Set task
Go through the listing and copy each line with the string "annotation".
- - - - - - -
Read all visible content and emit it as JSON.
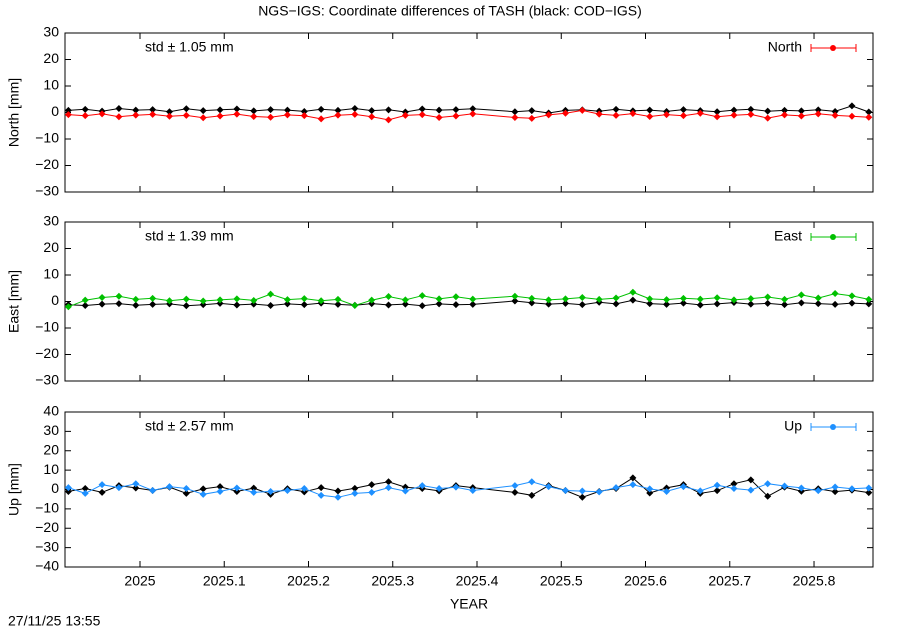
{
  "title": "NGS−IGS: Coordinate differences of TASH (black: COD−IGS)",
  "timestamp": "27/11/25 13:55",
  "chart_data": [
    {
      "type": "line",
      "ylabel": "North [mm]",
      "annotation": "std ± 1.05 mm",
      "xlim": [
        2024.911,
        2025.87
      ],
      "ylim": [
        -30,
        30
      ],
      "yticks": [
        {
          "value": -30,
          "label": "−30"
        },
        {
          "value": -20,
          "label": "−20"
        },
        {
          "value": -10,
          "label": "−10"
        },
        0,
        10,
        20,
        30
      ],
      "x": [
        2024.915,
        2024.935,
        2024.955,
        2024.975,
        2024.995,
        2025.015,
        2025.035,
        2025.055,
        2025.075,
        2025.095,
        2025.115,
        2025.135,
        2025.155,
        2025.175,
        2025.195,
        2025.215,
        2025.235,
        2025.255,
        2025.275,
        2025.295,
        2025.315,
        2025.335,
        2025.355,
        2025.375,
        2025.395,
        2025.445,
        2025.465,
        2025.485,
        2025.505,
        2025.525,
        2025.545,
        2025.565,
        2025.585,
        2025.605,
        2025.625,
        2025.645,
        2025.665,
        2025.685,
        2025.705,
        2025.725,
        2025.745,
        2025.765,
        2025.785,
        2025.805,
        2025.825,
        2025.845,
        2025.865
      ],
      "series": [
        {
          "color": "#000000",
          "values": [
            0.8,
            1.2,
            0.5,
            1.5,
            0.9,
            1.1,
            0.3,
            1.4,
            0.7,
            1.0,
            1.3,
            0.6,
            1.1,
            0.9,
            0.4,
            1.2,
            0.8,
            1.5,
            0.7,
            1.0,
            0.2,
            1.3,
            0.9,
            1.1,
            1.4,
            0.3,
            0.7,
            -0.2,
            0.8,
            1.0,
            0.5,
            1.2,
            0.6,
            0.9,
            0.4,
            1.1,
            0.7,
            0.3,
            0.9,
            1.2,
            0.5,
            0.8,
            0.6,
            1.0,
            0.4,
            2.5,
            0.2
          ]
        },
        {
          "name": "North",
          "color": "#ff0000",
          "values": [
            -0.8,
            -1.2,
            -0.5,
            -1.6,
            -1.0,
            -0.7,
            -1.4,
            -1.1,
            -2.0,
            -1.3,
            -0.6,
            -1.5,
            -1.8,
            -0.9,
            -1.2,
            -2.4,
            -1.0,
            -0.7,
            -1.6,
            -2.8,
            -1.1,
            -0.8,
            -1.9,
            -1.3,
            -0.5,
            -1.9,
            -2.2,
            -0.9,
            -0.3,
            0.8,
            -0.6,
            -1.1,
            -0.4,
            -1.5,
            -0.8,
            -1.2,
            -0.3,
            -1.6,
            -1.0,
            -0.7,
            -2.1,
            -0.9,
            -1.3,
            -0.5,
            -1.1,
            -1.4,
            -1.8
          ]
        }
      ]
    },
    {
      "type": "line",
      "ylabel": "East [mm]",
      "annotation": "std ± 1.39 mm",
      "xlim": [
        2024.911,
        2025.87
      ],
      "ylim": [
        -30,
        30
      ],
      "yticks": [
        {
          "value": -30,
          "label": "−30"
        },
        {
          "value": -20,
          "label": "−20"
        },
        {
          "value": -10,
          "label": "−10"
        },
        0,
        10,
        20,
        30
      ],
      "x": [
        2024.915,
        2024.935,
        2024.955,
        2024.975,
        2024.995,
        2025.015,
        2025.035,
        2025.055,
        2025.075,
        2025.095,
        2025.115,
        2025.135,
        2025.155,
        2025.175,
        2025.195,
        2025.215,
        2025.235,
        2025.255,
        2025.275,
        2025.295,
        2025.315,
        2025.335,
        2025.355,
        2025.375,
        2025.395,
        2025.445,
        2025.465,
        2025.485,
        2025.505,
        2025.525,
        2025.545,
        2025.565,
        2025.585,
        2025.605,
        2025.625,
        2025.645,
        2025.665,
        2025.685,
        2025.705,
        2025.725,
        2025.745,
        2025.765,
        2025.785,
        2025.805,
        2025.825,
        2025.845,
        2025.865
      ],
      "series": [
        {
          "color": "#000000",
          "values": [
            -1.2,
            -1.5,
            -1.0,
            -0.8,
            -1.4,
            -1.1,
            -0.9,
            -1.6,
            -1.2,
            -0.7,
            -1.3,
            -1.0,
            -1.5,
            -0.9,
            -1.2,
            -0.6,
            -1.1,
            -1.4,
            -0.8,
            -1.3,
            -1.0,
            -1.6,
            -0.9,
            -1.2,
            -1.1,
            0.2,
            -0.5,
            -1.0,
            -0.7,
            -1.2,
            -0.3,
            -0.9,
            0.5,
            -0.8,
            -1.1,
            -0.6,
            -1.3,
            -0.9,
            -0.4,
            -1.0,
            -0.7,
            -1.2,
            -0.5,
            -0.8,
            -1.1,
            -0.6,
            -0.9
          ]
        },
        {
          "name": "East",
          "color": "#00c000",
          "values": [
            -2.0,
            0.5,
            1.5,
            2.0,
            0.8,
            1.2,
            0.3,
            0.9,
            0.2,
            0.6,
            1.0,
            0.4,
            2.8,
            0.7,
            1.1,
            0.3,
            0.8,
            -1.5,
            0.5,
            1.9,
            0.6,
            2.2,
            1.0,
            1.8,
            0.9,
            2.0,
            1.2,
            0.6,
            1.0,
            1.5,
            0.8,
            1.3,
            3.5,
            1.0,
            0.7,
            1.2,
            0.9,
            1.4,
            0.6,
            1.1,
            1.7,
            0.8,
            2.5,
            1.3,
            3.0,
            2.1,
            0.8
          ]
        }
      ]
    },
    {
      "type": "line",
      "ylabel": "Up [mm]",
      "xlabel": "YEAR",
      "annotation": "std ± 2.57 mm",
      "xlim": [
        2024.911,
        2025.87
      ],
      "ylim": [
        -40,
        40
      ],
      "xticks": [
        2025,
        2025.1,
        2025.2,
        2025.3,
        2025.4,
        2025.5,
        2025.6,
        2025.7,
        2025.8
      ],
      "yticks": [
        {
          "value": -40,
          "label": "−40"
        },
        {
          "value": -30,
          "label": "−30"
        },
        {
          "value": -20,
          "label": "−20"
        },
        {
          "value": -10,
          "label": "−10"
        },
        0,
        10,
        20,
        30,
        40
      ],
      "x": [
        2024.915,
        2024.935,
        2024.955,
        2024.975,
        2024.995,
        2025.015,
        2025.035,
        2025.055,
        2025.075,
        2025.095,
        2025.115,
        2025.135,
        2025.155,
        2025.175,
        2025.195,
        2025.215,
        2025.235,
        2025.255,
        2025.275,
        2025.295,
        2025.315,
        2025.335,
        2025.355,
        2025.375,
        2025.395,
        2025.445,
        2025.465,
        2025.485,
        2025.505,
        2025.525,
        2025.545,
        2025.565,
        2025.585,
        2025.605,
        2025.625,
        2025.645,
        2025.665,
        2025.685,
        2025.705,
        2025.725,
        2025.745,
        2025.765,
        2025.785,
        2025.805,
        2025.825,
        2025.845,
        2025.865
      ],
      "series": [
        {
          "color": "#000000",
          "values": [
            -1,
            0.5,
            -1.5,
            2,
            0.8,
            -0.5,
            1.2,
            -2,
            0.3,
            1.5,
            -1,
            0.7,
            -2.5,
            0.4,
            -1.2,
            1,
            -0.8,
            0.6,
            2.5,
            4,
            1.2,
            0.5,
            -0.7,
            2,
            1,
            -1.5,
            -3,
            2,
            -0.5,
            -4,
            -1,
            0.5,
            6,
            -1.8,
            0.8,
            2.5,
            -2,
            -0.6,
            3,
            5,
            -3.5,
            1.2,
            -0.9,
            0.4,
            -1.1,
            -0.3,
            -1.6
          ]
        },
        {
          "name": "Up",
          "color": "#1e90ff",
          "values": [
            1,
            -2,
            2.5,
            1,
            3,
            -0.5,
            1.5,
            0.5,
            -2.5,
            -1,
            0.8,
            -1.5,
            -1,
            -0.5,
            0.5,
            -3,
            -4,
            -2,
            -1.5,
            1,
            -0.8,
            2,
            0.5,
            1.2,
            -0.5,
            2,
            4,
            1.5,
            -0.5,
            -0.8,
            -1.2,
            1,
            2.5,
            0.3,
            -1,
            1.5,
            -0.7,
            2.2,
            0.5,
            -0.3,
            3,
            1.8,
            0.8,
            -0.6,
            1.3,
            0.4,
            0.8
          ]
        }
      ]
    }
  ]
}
- - - - - - -
Result below
      "annotation": "std ± 1.05 mm",
      "annotation": "std ± 1.39 mm",
      "annotation": "std ± 2.57 mm",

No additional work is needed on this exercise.